▸ **DIRECTIVE**: All records below must be retyped exactly.

▸ **WORKING DATA**:
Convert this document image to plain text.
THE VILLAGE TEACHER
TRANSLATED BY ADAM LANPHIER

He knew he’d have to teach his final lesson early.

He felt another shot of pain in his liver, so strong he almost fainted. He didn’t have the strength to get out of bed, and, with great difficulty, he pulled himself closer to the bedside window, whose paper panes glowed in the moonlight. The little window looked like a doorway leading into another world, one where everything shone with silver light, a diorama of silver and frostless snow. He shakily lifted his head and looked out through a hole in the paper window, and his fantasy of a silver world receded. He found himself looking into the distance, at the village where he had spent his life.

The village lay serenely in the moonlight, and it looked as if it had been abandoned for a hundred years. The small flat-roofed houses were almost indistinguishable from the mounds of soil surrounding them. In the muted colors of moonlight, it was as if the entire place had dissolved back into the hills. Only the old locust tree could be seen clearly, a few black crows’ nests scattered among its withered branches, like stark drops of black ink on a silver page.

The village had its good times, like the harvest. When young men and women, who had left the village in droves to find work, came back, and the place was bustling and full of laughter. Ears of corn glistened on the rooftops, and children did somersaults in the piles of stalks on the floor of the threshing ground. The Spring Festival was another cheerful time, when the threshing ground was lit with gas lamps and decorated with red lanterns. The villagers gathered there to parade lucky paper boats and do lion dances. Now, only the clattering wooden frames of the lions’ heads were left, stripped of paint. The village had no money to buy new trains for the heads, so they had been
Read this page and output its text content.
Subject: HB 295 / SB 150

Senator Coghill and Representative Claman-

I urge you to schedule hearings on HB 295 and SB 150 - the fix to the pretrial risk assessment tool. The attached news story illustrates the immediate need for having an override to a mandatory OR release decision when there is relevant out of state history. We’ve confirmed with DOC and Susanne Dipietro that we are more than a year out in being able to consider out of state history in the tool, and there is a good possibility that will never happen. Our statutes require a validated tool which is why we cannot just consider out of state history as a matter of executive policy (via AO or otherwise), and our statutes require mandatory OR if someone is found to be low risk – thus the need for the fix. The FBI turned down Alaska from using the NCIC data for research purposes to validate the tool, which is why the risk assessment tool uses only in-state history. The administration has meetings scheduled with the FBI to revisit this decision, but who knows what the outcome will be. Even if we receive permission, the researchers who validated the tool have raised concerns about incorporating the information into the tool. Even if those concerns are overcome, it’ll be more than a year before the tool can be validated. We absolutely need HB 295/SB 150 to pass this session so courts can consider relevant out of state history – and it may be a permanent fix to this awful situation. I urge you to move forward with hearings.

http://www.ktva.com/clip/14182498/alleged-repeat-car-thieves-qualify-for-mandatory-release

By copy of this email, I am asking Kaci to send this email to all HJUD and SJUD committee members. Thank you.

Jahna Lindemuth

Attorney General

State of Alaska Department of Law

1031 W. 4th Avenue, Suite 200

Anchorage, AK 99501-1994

▸ **ANSWER**:
Convert this document image to plain text.
THE VILLAGE TEACHER
TRANSLATED BY ADAM LANPHIER

He knew he’d have to teach his final lesson early.

He felt another shot of pain in his liver, so strong he almost fainted. He didn’t have the strength to get out of bed, and, with great difficulty, he pulled himself closer to the bedside window, whose paper panes glowed in the moonlight. The little window looked like a doorway leading into another world, one where everything shone with silver light, a diorama of silver and frostless snow. He shakily lifted his head and looked out through a hole in the paper window, and his fantasy of a silver world receded. He found himself looking into the distance, at the village where he had spent his life.

The village lay serenely in the moonlight, and it looked as if it had been abandoned for a hundred years. The small flat-roofed houses were almost indistinguishable from the mounds of soil surrounding them. In the muted colors of moonlight, it was as if the entire place had dissolved back into the hills. Only the old locust tree could be seen clearly, a few black crows’ nests scattered among its withered branches, like stark drops of black ink on a silver page.

The village had its good times, like the harvest. When young men and women, who had left the village in droves to find work, came back, and the place was bustling and full of laughter. Ears of corn glistened on the rooftops, and children did somersaults in the piles of stalks on the floor of the threshing ground. The Spring Festival was another cheerful time, when the threshing ground was lit with gas lamps and decorated with red lanterns. The villagers gathered there to parade lucky paper boats and do lion dances. Now, only the clattering wooden frames of the lions’ heads were left, stripped of paint. The village had no money to buy new trains for the heads, so they had been
Read this page and output its text content.
Subject: HB 295 / SB 150

Senator Coghill and Representative Claman-

I urge you to schedule hearings on HB 295 and SB 150 - the fix to the pretrial risk assessment tool. The attached news story illustrates the immediate need for having an override to a mandatory OR release decision when there is relevant out of state history. We’ve confirmed with DOC and Susanne Dipietro that we are more than a year out in being able to consider out of state history in the tool, and there is a good possibility that will never happen. Our statutes require a validated tool which is why we cannot just consider out of state history as a matter of executive policy (via AO or otherwise), and our statutes require mandatory OR if someone is found to be low risk – thus the need for the fix. The FBI turned down Alaska from using the NCIC data for research purposes to validate the tool, which is why the risk assessment tool uses only in-state history. The administration has meetings scheduled with the FBI to revisit this decision, but who knows what the outcome will be. Even if we receive permission, the researchers who validated the tool have raised concerns about incorporating the information into the tool. Even if those concerns are overcome, it’ll be more than a year before the tool can be validated. We absolutely need HB 295/SB 150 to pass this session so courts can consider relevant out of state history – and it may be a permanent fix to this awful situation. I urge you to move forward with hearings.

http://www.ktva.com/clip/14182498/alleged-repeat-car-thieves-qualify-for-mandatory-release

By copy of this email, I am asking Kaci to send this email to all HJUD and SJUD committee members. Thank you.

Jahna Lindemuth

Attorney General

State of Alaska Department of Law

1031 W. 4th Avenue, Suite 200

Anchorage, AK 99501-1994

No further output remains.